====== Records for the exercise

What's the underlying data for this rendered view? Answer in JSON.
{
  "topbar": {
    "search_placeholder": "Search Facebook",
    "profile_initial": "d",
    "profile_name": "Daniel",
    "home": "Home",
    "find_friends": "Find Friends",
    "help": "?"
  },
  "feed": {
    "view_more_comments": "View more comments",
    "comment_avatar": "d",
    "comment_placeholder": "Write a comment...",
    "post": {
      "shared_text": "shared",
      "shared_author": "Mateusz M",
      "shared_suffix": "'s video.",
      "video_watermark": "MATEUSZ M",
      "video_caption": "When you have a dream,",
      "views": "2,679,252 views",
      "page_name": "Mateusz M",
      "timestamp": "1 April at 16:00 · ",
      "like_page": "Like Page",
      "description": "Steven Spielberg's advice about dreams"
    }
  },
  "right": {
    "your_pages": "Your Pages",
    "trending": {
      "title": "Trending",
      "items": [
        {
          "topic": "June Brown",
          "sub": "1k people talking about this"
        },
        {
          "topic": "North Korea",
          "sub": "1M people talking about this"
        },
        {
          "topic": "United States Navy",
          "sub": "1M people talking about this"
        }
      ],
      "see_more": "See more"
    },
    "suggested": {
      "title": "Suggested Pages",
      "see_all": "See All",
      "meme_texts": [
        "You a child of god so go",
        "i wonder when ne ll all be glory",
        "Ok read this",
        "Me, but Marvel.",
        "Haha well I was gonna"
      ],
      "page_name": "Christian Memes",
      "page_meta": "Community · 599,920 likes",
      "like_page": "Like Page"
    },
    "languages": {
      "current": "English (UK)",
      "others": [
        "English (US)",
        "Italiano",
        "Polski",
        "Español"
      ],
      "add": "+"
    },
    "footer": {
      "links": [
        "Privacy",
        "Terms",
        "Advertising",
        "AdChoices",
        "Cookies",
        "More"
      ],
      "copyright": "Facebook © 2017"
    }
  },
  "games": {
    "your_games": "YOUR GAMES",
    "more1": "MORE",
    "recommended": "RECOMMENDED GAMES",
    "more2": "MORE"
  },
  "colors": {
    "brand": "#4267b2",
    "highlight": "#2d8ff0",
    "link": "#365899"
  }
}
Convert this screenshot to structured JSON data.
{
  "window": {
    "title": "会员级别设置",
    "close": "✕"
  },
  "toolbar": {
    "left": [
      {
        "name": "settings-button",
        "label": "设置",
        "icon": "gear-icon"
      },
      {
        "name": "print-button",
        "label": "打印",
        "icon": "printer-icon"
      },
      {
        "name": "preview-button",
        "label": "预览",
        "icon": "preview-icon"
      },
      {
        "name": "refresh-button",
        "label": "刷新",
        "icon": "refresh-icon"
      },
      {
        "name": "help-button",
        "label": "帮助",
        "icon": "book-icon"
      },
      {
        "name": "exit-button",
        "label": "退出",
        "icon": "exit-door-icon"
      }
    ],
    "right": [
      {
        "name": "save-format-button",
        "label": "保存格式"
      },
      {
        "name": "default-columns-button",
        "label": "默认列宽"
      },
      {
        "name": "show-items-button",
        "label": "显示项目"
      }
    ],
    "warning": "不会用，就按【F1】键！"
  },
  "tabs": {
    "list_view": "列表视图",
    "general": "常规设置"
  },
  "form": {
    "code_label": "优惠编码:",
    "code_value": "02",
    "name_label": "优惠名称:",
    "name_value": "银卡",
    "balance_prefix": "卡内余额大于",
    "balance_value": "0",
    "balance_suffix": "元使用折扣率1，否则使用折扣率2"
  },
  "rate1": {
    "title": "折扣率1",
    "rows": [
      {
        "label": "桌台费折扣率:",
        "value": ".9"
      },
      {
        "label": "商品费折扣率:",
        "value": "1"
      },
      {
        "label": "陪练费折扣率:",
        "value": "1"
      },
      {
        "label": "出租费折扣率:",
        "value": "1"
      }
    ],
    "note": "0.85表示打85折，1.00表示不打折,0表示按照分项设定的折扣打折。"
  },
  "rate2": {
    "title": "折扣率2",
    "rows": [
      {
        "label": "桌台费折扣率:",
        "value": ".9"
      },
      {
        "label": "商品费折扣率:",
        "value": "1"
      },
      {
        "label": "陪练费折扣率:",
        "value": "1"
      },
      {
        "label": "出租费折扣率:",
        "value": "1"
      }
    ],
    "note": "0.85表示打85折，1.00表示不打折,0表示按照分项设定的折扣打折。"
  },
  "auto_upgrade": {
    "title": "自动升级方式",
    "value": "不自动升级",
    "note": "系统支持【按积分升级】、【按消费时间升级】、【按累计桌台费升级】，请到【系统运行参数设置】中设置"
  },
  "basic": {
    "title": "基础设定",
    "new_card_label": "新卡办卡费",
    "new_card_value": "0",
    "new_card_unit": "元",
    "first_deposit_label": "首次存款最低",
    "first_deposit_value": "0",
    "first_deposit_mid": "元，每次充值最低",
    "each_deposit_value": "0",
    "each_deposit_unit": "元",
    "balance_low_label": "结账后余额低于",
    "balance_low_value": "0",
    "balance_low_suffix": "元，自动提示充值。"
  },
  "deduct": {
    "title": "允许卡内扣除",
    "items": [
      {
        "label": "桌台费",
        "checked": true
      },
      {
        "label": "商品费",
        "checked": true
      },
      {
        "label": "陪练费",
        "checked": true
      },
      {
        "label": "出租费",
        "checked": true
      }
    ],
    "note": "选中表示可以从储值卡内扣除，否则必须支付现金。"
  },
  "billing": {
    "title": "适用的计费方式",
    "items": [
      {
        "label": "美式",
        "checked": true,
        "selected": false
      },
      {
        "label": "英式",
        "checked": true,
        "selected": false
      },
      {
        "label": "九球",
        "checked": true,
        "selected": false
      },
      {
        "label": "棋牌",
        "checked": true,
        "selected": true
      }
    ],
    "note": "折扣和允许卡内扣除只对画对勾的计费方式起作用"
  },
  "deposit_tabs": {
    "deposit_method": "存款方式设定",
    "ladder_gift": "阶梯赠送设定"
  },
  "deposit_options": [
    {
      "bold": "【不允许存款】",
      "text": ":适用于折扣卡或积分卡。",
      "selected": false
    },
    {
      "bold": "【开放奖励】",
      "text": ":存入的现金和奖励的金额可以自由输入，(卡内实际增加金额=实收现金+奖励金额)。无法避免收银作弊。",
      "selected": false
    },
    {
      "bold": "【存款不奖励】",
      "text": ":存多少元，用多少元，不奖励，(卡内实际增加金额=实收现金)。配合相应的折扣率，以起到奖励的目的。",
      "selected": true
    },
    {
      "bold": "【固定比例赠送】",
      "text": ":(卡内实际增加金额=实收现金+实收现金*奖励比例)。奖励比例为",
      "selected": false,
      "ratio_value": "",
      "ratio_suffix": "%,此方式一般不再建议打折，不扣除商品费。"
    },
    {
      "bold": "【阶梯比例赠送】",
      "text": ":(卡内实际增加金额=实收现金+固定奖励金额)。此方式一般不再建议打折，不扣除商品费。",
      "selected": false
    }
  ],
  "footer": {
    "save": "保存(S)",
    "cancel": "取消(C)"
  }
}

============

Objective: Above are entries; state the number of lines among them that contain "exit", and nothing else.

Answer to the task: 2